■ Exercise directions ■
Copy each line of the records that contains the word "panel".

■ Source data ■

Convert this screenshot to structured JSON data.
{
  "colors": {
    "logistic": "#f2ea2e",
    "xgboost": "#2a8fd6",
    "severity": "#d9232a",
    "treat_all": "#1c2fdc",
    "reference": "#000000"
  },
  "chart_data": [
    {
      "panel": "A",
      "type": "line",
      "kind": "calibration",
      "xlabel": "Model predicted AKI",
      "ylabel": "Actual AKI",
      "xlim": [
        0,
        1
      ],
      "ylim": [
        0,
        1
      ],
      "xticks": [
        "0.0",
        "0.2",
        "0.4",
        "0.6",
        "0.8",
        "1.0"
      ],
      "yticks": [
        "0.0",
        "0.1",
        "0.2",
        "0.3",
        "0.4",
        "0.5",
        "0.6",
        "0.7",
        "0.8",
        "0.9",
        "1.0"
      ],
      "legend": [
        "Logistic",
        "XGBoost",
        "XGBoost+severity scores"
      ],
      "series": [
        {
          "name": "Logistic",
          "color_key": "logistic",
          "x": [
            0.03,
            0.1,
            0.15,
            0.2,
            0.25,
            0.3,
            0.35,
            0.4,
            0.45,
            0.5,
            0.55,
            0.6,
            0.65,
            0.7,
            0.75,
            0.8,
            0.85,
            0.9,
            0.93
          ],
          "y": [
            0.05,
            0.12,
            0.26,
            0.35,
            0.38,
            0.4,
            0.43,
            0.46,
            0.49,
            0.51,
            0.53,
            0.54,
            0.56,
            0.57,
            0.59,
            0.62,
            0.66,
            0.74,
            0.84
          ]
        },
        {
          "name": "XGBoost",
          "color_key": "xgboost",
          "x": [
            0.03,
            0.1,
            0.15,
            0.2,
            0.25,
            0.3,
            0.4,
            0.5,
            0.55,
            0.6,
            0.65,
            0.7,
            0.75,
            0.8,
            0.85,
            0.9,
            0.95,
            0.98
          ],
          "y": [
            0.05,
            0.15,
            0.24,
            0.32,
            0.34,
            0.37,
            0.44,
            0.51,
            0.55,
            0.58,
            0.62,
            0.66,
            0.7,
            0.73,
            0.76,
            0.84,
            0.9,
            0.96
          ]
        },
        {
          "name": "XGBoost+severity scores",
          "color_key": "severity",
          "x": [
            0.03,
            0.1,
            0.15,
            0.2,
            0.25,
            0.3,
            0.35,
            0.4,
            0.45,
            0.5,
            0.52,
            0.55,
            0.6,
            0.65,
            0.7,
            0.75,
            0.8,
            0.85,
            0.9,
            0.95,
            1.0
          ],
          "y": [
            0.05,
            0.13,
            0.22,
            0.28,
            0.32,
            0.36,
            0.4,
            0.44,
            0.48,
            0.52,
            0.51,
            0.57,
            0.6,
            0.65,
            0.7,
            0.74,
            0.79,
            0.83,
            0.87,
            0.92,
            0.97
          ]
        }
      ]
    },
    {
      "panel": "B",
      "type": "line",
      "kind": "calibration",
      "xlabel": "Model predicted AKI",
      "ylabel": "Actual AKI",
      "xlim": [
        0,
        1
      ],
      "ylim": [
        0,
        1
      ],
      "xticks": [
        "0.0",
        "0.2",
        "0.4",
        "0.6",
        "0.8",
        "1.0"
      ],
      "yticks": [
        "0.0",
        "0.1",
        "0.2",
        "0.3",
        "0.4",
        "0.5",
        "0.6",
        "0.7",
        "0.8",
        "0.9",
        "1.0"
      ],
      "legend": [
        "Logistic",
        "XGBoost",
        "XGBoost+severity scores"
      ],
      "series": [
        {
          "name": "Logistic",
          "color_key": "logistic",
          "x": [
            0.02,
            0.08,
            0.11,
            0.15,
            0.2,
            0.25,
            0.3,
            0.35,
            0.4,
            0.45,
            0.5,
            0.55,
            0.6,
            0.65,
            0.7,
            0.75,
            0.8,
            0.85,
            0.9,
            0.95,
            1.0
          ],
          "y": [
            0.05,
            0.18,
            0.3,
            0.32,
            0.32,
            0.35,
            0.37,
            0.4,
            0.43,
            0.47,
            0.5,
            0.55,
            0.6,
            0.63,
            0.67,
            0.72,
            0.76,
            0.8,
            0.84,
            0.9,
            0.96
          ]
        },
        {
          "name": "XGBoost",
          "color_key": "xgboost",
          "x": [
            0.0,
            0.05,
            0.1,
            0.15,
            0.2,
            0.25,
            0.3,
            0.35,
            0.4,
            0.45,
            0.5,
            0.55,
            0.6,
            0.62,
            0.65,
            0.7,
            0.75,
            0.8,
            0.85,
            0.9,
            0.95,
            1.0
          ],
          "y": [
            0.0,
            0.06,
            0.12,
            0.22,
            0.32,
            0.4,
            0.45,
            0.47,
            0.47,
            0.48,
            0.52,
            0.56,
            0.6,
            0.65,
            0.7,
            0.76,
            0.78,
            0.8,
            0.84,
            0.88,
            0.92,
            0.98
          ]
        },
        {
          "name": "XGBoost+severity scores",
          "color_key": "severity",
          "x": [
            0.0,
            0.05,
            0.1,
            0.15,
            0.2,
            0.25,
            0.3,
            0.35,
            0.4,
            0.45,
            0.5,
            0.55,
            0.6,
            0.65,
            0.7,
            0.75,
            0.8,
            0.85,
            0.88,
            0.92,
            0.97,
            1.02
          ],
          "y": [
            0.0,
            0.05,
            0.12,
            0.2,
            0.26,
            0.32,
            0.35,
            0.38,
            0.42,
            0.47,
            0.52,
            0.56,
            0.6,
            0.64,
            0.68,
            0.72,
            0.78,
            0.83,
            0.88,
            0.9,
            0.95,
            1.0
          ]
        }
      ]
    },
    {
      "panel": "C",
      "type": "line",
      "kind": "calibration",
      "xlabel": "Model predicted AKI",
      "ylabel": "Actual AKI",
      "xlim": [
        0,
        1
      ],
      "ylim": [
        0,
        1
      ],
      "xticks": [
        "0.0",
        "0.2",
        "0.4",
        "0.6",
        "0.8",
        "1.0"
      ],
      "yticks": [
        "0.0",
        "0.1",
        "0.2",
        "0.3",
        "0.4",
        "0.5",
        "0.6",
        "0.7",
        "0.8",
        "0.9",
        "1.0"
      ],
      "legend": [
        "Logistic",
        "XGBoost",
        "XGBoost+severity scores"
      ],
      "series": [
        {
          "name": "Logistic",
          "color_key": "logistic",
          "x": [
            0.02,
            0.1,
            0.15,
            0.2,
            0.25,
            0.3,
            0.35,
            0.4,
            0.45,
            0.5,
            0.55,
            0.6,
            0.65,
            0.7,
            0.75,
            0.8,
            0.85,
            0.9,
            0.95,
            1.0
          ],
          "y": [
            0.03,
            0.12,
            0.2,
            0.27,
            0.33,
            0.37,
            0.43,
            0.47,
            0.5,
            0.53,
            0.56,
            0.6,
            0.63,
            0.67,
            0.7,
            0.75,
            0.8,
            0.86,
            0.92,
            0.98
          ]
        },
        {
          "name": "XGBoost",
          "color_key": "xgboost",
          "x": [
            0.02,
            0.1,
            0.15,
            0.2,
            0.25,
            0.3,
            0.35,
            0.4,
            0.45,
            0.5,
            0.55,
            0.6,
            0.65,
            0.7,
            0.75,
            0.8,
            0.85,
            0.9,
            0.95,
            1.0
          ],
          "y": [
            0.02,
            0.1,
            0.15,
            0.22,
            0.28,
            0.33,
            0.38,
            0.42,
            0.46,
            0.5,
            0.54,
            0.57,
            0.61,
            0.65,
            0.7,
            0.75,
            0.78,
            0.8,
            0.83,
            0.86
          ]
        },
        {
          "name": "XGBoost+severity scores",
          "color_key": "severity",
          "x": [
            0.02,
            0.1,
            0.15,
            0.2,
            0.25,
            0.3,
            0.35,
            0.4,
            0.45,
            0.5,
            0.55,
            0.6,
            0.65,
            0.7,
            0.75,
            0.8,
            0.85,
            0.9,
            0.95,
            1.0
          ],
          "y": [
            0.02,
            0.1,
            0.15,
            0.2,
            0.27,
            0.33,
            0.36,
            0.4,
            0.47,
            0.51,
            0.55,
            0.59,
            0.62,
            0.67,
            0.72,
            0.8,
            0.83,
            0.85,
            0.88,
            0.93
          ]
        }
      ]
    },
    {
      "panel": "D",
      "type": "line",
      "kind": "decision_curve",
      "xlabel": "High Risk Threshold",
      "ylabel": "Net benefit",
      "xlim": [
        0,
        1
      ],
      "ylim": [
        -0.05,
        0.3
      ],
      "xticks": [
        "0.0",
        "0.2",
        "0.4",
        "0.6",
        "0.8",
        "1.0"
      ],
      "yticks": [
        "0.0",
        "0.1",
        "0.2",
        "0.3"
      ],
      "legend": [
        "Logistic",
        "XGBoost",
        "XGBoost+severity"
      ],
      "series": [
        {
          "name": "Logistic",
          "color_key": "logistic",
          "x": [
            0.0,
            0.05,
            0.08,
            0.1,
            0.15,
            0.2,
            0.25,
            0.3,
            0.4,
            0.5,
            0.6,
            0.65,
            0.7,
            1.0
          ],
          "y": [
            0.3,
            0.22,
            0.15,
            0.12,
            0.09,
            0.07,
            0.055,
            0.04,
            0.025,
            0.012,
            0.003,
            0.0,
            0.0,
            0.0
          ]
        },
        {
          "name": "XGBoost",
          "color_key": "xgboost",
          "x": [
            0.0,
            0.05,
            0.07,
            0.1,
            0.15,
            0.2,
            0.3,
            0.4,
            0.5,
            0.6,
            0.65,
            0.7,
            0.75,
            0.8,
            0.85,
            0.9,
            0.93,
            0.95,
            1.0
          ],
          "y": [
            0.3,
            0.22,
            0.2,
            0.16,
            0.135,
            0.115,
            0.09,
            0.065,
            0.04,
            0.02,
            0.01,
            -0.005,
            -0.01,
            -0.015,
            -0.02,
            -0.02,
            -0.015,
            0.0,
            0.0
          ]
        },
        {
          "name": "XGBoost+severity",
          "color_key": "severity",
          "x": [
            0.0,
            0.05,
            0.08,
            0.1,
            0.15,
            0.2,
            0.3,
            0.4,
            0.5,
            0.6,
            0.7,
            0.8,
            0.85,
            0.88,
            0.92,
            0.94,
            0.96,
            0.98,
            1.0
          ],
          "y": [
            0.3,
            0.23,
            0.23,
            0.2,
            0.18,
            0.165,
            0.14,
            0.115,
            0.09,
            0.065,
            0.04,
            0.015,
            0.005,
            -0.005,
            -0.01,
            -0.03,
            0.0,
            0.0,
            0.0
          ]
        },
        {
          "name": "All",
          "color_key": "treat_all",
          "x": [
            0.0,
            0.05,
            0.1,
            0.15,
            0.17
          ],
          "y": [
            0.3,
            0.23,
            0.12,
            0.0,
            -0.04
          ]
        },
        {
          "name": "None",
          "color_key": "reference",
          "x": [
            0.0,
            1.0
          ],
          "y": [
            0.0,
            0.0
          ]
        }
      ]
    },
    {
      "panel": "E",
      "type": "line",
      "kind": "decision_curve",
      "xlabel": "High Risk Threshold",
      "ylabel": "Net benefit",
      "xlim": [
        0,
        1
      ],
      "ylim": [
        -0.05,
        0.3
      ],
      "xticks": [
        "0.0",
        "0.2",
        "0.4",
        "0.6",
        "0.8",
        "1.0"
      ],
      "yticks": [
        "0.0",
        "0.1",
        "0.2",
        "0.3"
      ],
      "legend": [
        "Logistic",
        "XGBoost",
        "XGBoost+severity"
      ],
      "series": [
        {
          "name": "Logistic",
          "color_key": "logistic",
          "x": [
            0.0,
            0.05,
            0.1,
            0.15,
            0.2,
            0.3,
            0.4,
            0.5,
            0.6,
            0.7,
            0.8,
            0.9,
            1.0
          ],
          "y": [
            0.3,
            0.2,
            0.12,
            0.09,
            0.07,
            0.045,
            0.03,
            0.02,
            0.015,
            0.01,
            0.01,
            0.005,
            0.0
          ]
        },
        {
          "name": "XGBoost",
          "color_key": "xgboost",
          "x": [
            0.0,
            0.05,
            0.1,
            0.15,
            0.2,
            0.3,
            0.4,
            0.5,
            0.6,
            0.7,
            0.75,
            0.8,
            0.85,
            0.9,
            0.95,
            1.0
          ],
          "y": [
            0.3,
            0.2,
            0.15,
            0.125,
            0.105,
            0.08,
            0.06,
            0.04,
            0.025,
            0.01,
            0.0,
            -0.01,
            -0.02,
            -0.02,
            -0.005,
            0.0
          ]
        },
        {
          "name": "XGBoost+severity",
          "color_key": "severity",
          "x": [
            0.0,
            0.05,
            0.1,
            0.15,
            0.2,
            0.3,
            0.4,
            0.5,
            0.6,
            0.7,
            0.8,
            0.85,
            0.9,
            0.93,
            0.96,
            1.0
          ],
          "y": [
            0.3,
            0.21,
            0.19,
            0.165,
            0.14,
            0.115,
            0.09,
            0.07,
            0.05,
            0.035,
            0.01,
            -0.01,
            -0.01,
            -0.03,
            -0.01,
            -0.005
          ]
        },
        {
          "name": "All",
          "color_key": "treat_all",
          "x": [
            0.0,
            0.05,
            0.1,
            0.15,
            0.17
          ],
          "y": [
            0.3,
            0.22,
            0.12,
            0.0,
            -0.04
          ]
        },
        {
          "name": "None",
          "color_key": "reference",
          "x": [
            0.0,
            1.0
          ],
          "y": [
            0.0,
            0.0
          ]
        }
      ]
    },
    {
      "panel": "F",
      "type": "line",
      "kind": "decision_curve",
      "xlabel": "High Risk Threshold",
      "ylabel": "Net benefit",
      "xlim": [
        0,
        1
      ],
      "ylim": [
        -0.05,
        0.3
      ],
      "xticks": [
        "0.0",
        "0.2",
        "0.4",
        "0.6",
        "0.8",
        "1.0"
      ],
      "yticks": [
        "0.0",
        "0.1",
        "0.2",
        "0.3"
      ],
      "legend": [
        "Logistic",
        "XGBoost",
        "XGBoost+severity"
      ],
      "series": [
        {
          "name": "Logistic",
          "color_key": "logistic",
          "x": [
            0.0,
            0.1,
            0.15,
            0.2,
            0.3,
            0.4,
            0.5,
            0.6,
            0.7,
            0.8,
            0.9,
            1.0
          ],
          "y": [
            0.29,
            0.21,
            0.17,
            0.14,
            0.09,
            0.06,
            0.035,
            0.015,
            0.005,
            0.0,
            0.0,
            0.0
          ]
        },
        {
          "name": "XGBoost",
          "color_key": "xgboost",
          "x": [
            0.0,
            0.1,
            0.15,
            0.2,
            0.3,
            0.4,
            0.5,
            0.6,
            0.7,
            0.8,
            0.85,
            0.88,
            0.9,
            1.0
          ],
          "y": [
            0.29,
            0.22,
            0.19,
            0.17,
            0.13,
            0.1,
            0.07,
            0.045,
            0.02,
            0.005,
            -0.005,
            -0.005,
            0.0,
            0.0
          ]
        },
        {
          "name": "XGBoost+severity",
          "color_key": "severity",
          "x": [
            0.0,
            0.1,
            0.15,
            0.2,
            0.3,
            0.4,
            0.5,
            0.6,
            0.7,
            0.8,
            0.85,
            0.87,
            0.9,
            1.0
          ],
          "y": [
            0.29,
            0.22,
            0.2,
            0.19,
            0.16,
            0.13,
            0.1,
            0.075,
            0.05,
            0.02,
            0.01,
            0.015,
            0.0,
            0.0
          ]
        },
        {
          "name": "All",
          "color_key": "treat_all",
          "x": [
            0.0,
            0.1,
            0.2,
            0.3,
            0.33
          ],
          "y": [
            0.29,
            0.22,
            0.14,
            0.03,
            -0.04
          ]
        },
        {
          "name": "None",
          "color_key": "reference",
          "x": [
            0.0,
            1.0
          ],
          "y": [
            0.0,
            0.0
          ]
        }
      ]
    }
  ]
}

■ Solution ■
      "panel": "A",
      "panel": "B",
      "panel": "C",
      "panel": "D",
      "panel": "E",
      "panel": "F",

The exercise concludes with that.